- [Goal]: Wherever a line below holds the word "xlabel", copy that line.

(Dataset rows)
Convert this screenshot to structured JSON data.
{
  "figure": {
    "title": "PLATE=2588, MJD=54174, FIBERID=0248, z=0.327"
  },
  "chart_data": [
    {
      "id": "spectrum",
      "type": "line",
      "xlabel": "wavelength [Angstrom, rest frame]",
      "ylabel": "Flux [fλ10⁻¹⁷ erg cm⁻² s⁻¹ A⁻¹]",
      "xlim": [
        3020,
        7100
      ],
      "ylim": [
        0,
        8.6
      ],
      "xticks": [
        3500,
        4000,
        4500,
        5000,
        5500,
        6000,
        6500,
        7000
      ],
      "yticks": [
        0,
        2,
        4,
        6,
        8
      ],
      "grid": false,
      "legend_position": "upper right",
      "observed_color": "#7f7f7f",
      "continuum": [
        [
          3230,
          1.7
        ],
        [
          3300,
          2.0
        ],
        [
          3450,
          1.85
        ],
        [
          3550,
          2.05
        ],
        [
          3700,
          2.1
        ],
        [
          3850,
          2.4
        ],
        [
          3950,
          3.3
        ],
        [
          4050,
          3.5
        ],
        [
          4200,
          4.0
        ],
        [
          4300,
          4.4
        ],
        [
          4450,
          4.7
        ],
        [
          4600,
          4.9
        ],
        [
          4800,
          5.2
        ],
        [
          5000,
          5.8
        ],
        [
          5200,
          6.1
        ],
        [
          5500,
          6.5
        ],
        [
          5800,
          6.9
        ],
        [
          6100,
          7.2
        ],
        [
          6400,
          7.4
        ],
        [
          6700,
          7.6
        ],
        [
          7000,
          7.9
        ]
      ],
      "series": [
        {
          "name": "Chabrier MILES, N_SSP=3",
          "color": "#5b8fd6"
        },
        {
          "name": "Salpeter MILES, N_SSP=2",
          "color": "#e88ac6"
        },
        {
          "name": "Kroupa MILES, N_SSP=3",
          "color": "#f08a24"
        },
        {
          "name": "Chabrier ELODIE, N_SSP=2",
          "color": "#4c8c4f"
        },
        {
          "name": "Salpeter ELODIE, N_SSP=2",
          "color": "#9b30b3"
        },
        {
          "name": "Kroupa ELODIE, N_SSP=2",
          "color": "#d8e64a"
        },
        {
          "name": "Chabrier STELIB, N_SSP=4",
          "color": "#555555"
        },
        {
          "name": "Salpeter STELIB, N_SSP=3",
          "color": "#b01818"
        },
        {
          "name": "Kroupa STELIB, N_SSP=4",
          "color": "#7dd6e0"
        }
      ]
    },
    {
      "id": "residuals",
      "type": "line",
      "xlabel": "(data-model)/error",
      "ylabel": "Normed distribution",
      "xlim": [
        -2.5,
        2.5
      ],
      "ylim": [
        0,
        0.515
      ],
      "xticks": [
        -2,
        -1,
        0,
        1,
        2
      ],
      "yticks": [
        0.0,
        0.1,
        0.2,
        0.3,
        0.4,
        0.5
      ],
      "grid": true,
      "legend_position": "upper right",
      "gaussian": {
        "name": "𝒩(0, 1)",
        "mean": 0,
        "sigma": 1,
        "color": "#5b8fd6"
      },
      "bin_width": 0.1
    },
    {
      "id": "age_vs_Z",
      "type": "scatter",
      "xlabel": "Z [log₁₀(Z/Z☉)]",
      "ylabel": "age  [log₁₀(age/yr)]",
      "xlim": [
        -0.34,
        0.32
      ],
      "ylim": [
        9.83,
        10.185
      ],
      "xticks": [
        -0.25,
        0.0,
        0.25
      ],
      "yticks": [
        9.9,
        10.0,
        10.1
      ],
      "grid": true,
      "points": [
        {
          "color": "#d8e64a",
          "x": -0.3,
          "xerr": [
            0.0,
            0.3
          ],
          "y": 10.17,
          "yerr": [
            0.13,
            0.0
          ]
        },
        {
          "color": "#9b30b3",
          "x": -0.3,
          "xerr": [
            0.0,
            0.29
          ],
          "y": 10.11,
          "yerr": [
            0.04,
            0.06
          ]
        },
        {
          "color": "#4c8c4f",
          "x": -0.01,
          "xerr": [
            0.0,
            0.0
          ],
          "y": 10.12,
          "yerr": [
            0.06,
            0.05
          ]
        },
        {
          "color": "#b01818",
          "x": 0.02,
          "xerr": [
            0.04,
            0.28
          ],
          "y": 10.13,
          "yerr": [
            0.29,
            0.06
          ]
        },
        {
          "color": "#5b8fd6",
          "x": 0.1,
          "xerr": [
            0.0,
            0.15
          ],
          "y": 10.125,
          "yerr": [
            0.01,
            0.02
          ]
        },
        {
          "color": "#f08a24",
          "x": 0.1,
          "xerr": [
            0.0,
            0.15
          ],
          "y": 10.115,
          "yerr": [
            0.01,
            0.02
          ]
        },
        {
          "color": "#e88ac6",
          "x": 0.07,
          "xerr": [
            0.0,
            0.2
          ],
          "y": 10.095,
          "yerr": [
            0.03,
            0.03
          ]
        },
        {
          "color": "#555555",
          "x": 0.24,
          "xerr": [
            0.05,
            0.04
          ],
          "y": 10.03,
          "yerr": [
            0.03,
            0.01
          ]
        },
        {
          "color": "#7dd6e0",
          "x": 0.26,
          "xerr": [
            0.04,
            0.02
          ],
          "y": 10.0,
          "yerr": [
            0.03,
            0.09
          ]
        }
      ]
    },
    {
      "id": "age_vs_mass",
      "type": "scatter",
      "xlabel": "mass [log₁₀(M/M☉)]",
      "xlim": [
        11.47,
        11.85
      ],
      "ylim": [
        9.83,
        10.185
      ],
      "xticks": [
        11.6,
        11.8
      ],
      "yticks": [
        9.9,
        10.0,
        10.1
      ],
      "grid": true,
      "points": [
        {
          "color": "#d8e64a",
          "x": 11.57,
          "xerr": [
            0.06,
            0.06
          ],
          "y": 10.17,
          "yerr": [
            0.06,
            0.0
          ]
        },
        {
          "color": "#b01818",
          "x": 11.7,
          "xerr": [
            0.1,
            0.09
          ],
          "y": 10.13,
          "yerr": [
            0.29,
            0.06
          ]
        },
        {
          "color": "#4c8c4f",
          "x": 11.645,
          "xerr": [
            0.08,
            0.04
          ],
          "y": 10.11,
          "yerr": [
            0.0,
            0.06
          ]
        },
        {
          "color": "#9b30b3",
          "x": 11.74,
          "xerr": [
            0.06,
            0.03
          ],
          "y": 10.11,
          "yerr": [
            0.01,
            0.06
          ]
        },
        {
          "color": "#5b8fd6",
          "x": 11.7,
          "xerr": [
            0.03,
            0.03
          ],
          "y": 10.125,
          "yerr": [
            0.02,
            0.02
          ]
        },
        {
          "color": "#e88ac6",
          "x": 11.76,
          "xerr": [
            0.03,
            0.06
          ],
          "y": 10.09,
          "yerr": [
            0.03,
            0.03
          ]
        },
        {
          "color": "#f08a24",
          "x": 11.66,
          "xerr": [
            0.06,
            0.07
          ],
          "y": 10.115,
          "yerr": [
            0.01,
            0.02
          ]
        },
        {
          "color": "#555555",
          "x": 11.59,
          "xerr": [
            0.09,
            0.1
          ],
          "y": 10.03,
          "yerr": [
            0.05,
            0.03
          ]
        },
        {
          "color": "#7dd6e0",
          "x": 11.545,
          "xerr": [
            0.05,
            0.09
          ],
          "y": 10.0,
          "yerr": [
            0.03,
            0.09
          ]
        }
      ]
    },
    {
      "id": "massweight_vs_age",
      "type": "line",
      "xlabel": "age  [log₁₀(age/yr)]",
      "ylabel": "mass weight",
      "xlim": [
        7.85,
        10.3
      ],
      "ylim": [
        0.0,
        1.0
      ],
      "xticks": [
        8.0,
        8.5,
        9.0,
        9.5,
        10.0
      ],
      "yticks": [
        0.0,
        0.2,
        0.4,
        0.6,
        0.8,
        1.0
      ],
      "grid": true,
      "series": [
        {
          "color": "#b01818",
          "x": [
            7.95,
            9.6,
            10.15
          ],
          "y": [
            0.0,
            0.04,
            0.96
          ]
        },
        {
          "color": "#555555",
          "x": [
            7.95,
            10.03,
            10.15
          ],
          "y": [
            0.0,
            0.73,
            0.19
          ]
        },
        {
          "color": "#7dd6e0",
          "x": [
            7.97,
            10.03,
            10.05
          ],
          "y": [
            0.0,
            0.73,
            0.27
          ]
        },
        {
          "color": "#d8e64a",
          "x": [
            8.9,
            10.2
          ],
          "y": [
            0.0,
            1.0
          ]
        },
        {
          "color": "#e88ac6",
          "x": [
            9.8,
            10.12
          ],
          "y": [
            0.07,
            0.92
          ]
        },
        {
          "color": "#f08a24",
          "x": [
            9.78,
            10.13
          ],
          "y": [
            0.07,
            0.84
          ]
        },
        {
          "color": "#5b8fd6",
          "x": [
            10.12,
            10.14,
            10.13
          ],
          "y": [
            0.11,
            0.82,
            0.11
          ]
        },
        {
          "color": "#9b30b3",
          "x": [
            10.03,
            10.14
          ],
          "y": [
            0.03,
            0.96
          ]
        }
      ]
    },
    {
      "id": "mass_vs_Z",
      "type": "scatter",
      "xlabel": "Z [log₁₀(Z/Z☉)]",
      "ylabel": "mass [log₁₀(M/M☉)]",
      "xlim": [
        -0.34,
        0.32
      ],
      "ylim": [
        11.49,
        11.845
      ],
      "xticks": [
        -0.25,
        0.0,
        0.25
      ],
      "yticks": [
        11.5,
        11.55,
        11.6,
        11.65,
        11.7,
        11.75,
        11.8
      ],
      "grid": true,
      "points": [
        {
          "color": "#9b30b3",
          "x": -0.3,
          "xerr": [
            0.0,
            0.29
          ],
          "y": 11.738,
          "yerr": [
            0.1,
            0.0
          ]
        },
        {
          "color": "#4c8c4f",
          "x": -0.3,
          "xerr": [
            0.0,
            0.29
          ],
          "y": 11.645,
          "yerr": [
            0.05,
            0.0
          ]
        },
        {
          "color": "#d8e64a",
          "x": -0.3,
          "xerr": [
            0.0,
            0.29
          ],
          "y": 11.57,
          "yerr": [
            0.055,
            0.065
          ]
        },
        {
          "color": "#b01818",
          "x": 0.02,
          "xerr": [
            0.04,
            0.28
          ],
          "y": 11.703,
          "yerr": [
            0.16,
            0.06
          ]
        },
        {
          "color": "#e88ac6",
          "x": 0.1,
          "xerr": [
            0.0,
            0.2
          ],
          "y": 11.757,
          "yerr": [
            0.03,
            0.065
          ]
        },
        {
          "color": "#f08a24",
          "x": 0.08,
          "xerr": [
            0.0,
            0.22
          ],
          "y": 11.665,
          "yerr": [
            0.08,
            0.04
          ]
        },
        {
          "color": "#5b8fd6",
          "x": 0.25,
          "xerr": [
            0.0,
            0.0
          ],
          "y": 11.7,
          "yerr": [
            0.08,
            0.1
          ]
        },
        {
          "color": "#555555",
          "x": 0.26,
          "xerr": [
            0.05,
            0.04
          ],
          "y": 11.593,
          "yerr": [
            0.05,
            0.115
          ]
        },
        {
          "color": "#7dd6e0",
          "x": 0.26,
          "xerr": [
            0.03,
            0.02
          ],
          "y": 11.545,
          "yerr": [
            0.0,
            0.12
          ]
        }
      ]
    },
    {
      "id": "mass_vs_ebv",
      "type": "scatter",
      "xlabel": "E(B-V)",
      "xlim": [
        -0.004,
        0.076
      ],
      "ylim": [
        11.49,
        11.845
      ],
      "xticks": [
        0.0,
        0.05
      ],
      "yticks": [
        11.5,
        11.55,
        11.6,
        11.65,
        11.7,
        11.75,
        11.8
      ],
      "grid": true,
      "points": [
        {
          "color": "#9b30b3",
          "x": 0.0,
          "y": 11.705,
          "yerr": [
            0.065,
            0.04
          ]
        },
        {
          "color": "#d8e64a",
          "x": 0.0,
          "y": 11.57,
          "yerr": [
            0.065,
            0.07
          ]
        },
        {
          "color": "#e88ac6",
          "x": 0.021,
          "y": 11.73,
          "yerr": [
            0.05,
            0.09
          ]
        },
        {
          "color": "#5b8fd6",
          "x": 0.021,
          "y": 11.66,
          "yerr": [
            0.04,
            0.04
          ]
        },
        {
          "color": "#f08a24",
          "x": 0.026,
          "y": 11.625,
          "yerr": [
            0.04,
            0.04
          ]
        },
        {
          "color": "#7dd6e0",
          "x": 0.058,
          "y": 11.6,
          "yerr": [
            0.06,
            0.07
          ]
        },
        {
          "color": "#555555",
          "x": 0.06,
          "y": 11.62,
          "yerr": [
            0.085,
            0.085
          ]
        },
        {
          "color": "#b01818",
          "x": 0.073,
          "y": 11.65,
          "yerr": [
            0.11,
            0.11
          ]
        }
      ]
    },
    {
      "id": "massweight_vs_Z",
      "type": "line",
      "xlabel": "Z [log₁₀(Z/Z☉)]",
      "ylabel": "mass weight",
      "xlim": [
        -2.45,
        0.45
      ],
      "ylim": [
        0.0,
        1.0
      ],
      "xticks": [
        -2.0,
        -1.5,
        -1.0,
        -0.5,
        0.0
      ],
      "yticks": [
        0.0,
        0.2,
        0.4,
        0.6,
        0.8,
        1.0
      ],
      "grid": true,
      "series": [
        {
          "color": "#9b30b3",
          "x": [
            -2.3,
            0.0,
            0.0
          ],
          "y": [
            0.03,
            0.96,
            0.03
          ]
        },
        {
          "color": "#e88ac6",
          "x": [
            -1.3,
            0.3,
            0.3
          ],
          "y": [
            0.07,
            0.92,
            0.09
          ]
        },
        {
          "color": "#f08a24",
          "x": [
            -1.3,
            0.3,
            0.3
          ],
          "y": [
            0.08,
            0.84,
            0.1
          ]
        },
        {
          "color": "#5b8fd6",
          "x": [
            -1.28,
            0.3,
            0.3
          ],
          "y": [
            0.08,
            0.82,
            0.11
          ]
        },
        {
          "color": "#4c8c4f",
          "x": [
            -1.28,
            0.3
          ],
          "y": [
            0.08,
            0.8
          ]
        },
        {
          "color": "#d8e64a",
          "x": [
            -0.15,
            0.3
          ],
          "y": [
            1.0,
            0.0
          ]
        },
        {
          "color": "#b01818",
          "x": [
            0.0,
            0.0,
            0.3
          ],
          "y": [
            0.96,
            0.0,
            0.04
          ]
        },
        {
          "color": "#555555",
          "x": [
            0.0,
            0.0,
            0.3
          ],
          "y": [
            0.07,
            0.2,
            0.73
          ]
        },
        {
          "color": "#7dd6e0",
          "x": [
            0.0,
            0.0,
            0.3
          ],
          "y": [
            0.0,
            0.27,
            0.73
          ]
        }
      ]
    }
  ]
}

- [Full solution]:
      "xlabel": "wavelength [Angstrom, rest frame]",
      "xlabel": "(data-model)/error",
      "xlabel": "Z [log₁₀(Z/Z☉)]",
      "xlabel": "mass [log₁₀(M/M☉)]",
      "xlabel": "age  [log₁₀(age/yr)]",
      "xlabel": "Z [log₁₀(Z/Z☉)]",
      "xlabel": "E(B-V)",
      "xlabel": "Z [log₁₀(Z/Z☉)]",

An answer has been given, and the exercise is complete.